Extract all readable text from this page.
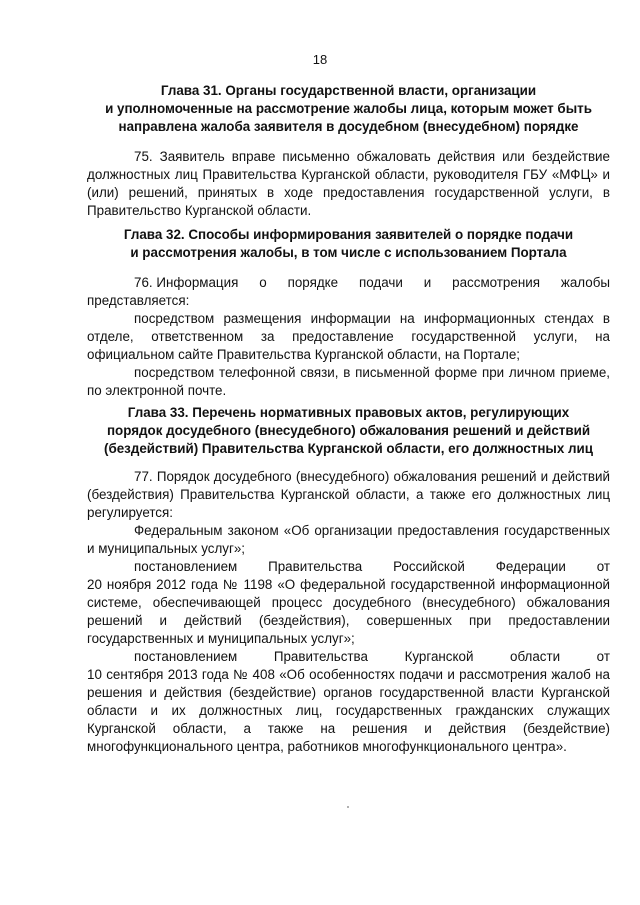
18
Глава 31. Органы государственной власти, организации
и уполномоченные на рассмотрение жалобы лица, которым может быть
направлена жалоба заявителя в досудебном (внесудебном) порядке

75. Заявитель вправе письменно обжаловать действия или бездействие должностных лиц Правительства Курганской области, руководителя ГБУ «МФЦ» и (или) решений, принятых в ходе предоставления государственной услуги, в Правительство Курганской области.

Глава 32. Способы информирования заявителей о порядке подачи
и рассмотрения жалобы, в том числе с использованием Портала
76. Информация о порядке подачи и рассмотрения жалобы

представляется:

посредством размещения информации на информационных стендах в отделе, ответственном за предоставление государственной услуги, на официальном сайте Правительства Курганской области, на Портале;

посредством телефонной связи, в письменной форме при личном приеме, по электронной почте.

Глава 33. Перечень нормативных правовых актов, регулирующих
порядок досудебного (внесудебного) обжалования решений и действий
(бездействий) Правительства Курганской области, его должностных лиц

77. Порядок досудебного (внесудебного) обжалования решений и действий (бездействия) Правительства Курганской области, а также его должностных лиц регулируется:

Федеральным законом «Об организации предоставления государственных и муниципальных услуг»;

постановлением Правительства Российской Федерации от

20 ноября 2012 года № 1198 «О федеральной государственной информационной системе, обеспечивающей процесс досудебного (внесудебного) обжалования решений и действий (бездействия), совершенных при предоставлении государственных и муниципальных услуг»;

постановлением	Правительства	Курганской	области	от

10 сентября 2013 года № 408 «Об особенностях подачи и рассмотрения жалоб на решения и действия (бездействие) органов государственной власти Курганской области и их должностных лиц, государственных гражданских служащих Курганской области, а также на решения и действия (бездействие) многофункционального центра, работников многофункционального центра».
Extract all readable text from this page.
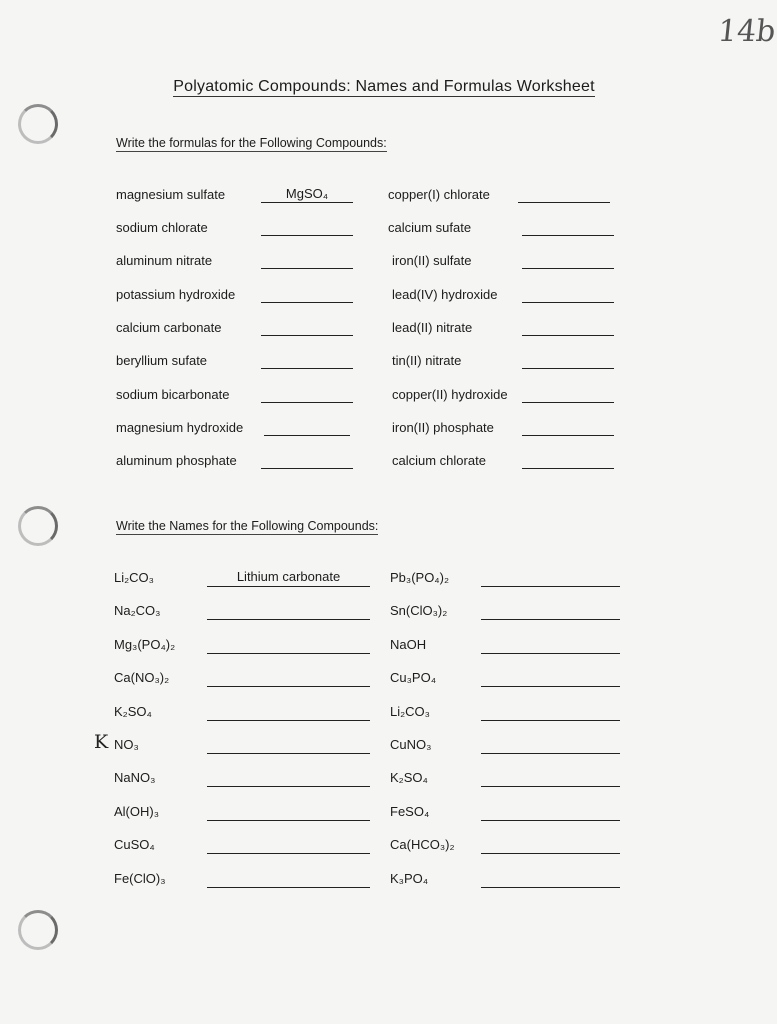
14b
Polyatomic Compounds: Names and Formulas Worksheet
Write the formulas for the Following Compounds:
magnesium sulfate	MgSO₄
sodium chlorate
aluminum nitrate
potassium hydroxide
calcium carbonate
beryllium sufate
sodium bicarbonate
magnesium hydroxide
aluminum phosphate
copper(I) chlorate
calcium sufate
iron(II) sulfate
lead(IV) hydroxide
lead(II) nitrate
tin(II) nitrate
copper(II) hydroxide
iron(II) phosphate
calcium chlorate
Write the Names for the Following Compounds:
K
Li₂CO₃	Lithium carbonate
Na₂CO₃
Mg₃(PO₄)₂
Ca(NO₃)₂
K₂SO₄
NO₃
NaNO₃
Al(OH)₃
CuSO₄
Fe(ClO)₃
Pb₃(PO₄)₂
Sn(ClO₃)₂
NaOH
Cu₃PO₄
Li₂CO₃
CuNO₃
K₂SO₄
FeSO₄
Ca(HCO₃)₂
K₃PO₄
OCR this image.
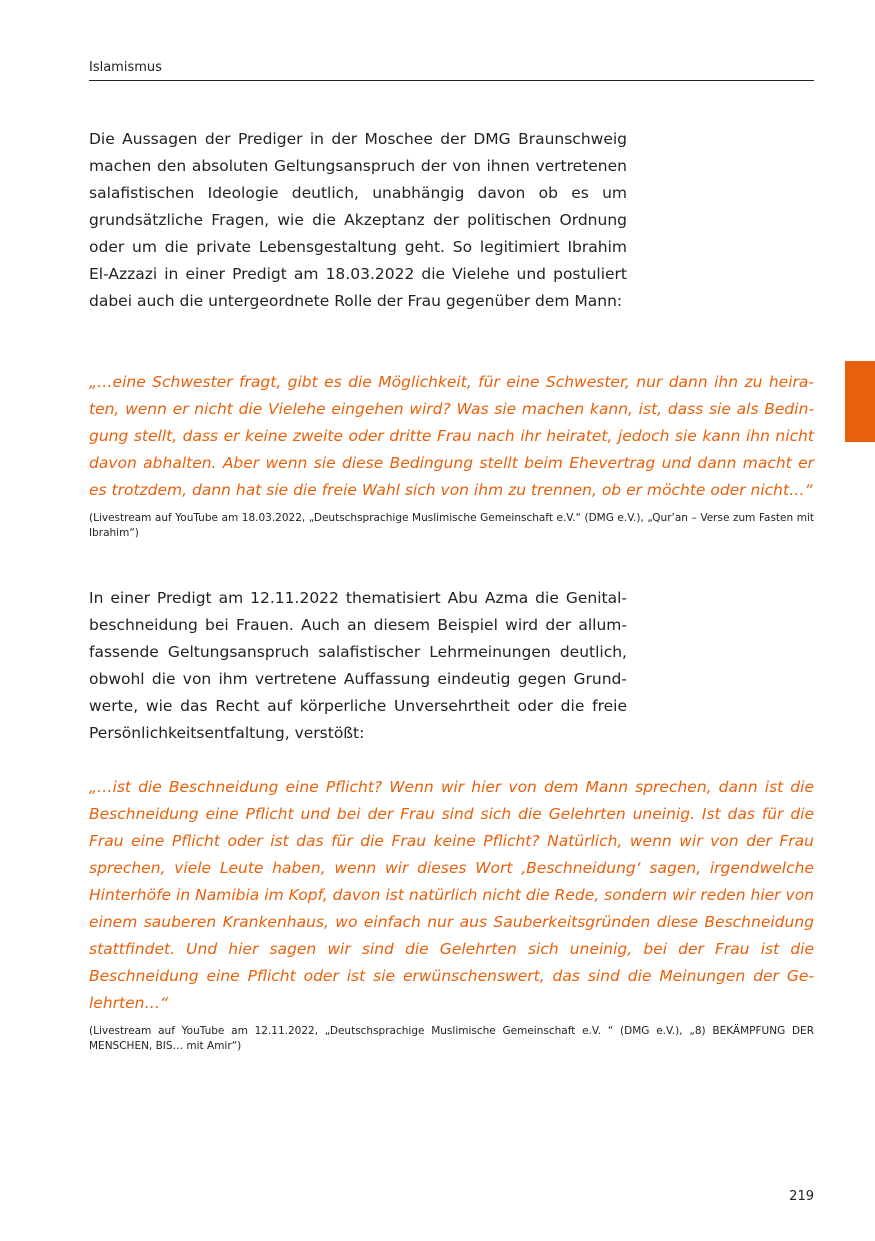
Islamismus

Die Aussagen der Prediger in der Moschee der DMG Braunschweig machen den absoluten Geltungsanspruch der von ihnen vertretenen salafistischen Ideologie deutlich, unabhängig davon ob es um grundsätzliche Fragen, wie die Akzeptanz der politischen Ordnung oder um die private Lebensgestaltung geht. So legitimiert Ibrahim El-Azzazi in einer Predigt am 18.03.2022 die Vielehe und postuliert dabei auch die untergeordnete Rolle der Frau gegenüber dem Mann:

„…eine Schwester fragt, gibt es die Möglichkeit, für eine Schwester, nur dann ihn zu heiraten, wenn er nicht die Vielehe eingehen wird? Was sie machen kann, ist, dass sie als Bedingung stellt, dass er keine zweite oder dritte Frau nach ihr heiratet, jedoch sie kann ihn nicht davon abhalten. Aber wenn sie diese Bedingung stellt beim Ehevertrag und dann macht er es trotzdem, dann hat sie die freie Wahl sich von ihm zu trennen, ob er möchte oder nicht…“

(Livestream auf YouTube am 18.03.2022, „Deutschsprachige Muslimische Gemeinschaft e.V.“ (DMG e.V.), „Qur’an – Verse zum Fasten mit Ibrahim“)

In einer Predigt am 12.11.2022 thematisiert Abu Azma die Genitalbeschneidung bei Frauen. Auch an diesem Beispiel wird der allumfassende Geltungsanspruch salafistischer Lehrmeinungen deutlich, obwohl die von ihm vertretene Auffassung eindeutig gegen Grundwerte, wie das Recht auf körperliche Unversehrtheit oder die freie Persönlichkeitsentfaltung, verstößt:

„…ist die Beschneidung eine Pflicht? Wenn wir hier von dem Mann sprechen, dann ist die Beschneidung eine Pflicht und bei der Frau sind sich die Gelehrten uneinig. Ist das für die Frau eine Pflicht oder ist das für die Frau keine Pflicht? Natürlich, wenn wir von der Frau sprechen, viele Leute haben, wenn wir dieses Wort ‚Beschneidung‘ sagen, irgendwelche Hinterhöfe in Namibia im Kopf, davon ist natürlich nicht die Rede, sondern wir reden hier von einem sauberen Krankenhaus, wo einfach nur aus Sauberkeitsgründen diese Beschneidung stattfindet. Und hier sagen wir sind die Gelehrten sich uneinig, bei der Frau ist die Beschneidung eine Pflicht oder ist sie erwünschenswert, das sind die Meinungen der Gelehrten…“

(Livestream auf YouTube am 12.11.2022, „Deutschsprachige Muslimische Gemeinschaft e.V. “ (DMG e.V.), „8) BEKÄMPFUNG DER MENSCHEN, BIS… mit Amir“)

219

......

> _Task brief_: Copy each line holding the word "aluminum" from the listing above.

> _Answer to the task_:
aluminum nitrate
aluminum phosphate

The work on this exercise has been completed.